▶ What you need to do: Repeat, line for line, the entries printed below.
## Start Data to use
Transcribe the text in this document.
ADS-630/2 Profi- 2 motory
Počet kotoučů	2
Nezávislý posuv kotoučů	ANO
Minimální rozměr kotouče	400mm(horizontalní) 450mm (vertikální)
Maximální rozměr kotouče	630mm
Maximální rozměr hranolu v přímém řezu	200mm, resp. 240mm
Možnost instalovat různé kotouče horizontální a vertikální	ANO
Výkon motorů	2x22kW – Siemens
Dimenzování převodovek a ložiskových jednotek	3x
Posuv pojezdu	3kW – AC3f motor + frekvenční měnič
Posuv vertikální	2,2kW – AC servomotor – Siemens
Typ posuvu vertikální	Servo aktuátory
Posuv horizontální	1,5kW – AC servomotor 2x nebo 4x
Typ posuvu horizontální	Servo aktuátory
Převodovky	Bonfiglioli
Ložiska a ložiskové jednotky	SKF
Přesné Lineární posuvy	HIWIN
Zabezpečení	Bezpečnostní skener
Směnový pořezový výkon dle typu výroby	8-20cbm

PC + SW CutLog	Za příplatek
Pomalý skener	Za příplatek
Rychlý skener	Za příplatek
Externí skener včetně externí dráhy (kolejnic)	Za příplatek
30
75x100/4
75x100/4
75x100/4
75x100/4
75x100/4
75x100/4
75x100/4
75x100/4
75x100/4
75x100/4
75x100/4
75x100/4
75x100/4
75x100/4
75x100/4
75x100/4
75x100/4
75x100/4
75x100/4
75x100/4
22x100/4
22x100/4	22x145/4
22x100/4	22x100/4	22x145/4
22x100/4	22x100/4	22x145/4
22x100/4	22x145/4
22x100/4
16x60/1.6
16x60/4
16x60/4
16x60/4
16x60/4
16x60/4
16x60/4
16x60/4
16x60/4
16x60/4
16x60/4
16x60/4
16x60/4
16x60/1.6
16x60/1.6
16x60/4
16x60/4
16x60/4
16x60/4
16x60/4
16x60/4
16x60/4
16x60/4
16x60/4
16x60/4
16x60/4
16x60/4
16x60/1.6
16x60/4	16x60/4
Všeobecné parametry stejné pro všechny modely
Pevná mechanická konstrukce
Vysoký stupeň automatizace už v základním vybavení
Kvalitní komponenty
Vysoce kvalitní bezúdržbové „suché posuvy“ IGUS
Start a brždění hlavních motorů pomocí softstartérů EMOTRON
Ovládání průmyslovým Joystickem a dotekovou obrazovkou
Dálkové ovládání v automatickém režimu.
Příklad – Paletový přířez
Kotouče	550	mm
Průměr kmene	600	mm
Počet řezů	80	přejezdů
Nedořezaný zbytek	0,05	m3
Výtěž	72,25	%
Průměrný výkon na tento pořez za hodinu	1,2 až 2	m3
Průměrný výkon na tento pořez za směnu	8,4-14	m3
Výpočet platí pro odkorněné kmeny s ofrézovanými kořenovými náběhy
## End Data to use
▶ Exercise solution:
Transcribe the text in this document.
ADS-630/2 Profi- 2 motory
Počet kotoučů	2
Nezávislý posuv kotoučů	ANO
Minimální rozměr kotouče	400mm(horizontalní) 450mm (vertikální)
Maximální rozměr kotouče	630mm
Maximální rozměr hranolu v přímém řezu	200mm, resp. 240mm
Možnost instalovat různé kotouče horizontální a vertikální	ANO
Výkon motorů	2x22kW – Siemens
Dimenzování převodovek a ložiskových jednotek	3x
Posuv pojezdu	3kW – AC3f motor + frekvenční měnič
Posuv vertikální	2,2kW – AC servomotor – Siemens
Typ posuvu vertikální	Servo aktuátory
Posuv horizontální	1,5kW – AC servomotor 2x nebo 4x
Typ posuvu horizontální	Servo aktuátory
Převodovky	Bonfiglioli
Ložiska a ložiskové jednotky	SKF
Přesné Lineární posuvy	HIWIN
Zabezpečení	Bezpečnostní skener
Směnový pořezový výkon dle typu výroby	8-20cbm

PC + SW CutLog	Za příplatek
Pomalý skener	Za příplatek
Rychlý skener	Za příplatek
Externí skener včetně externí dráhy (kolejnic)	Za příplatek
30
75x100/4
75x100/4
75x100/4
75x100/4
75x100/4
75x100/4
75x100/4
75x100/4
75x100/4
75x100/4
75x100/4
75x100/4
75x100/4
75x100/4
75x100/4
75x100/4
75x100/4
75x100/4
75x100/4
75x100/4
22x100/4
22x100/4	22x145/4
22x100/4	22x100/4	22x145/4
22x100/4	22x100/4	22x145/4
22x100/4	22x145/4
22x100/4
16x60/1.6
16x60/4
16x60/4
16x60/4
16x60/4
16x60/4
16x60/4
16x60/4
16x60/4
16x60/4
16x60/4
16x60/4
16x60/4
16x60/1.6
16x60/1.6
16x60/4
16x60/4
16x60/4
16x60/4
16x60/4
16x60/4
16x60/4
16x60/4
16x60/4
16x60/4
16x60/4
16x60/4
16x60/1.6
16x60/4	16x60/4
Všeobecné parametry stejné pro všechny modely
Pevná mechanická konstrukce
Vysoký stupeň automatizace už v základním vybavení
Kvalitní komponenty
Vysoce kvalitní bezúdržbové „suché posuvy“ IGUS
Start a brždění hlavních motorů pomocí softstartérů EMOTRON
Ovládání průmyslovým Joystickem a dotekovou obrazovkou
Dálkové ovládání v automatickém režimu.
Příklad – Paletový přířez
Kotouče	550	mm
Průměr kmene	600	mm
Počet řezů	80	přejezdů
Nedořezaný zbytek	0,05	m3
Výtěž	72,25	%
Průměrný výkon na tento pořez za hodinu	1,2 až 2	m3
Průměrný výkon na tento pořez za směnu	8,4-14	m3
Výpočet platí pro odkorněné kmeny s ofrézovanými kořenovými náběhy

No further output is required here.